Problem ->
For the data that follows, report how many lines contain the word "Glint", and nothing else.

Given data ->
■ ■ ■ ■ ■ ■ ■

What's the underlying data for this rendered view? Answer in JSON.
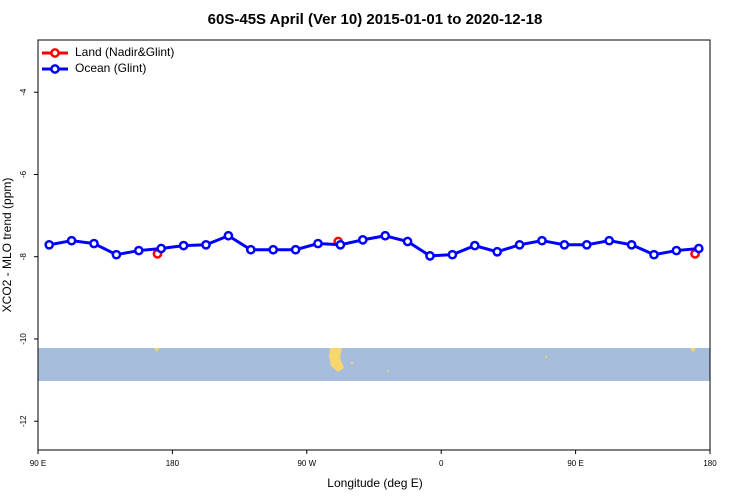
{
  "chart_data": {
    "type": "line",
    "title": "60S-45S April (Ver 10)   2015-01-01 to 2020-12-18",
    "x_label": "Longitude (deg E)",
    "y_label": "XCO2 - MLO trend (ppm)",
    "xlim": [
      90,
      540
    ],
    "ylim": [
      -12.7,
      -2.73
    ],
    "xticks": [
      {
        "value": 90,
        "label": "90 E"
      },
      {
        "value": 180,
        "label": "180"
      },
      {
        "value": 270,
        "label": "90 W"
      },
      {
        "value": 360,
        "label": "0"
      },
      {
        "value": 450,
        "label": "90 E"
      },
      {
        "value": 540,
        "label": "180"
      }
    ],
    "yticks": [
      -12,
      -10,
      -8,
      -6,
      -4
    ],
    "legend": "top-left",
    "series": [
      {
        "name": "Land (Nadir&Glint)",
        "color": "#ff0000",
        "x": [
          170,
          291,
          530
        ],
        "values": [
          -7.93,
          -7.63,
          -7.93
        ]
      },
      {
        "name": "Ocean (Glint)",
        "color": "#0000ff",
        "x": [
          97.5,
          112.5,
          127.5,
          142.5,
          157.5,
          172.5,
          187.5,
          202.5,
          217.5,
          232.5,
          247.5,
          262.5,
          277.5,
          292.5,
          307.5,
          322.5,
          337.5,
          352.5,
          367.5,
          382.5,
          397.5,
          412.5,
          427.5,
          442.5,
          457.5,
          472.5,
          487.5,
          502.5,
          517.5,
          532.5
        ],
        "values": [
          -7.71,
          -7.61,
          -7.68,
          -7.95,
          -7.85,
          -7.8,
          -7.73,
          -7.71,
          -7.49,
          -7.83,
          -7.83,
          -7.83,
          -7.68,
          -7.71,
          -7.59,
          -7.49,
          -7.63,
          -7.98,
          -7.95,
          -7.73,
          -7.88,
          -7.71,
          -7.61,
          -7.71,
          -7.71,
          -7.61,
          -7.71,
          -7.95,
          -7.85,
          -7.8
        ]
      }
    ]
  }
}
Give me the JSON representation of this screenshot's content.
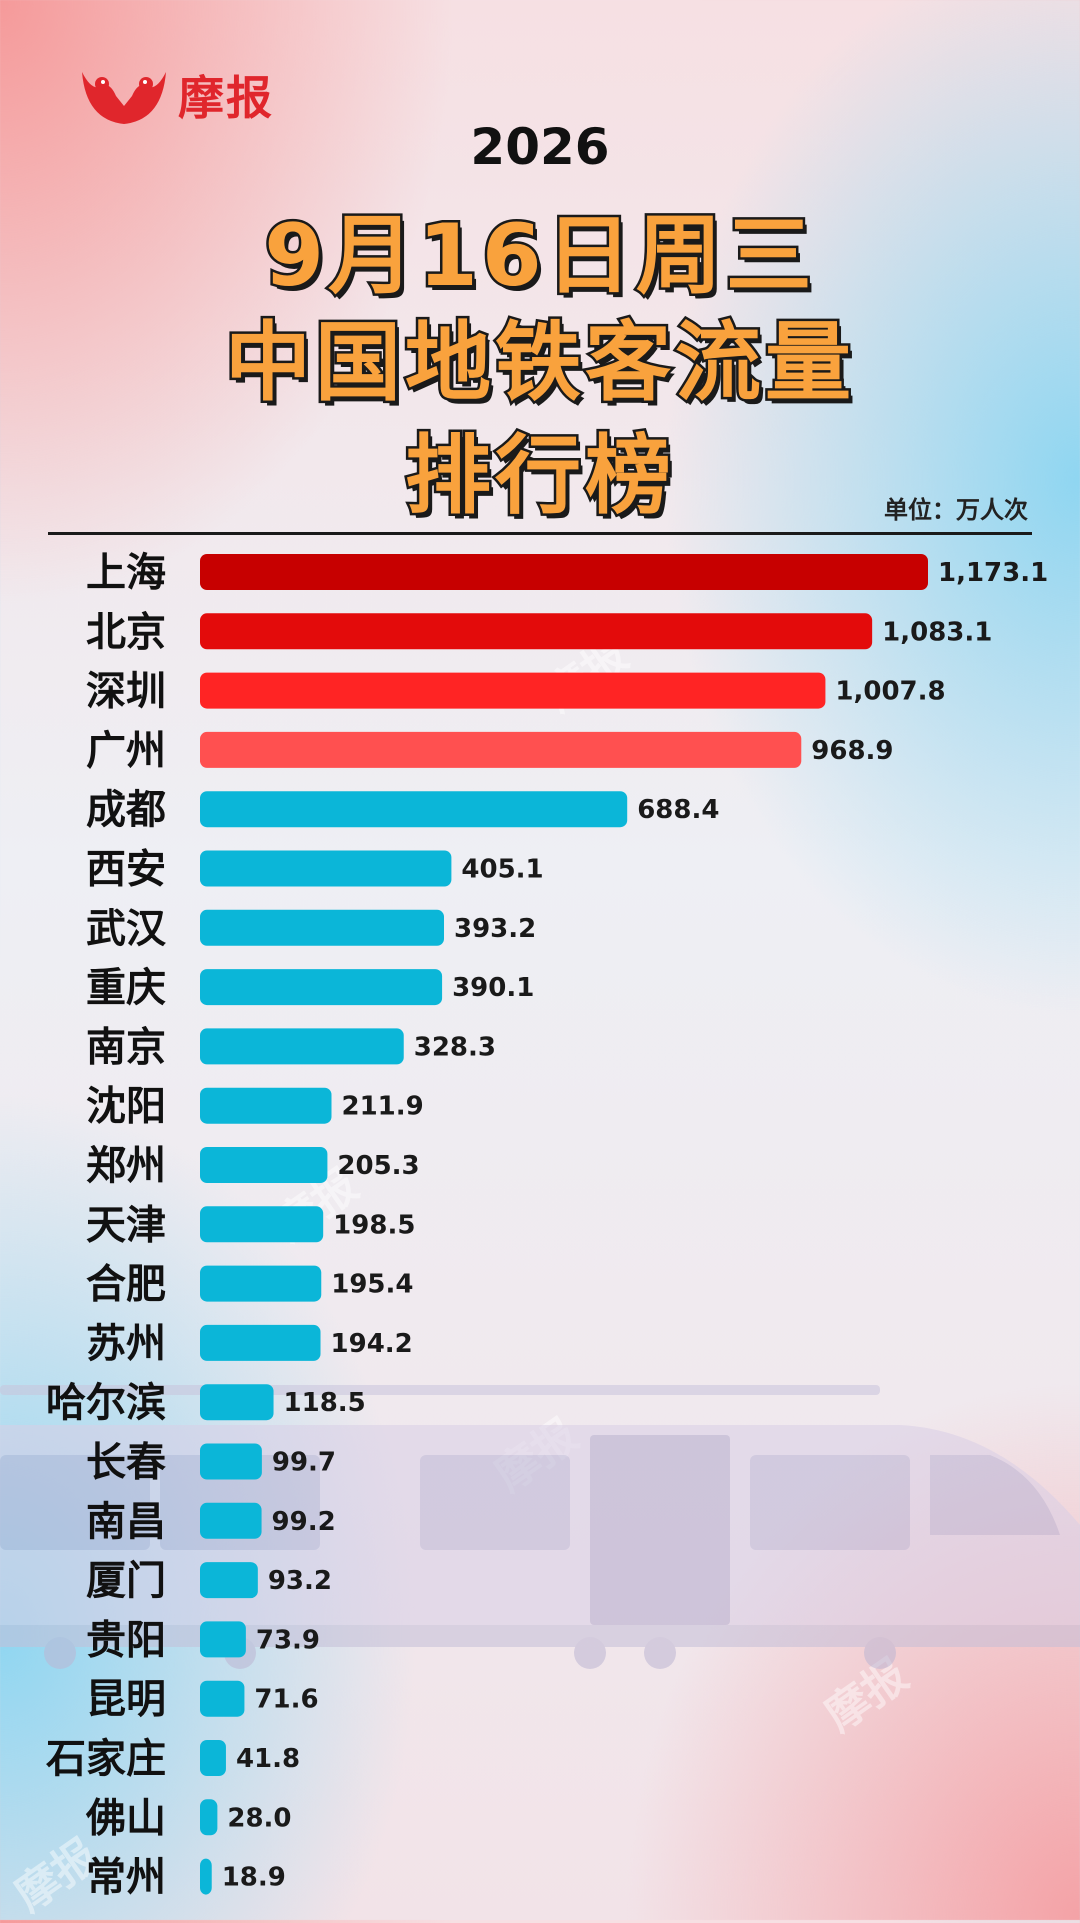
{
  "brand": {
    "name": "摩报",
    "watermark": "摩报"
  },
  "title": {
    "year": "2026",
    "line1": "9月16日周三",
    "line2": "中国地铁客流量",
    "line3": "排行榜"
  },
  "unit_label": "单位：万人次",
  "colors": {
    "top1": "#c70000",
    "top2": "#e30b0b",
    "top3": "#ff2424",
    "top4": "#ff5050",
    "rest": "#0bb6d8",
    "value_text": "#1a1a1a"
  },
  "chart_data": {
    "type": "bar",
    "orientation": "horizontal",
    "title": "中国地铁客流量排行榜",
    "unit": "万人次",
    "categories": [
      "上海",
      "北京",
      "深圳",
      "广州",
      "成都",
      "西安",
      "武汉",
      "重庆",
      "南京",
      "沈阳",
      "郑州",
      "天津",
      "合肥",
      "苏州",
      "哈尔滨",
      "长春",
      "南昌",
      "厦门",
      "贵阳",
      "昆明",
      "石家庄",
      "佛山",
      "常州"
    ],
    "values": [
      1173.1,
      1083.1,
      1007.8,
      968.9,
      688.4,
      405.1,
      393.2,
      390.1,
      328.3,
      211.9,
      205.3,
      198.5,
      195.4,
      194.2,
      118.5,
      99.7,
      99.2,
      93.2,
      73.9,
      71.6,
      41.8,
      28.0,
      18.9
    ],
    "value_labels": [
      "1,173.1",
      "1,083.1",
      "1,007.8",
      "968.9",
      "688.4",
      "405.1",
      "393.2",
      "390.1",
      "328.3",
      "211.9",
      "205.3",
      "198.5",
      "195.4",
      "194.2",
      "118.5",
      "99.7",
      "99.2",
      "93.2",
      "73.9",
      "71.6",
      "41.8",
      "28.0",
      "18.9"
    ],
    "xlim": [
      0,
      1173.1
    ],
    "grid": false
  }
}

■ ■ ■ ■ ■ ■ ■

Expected answer ->
2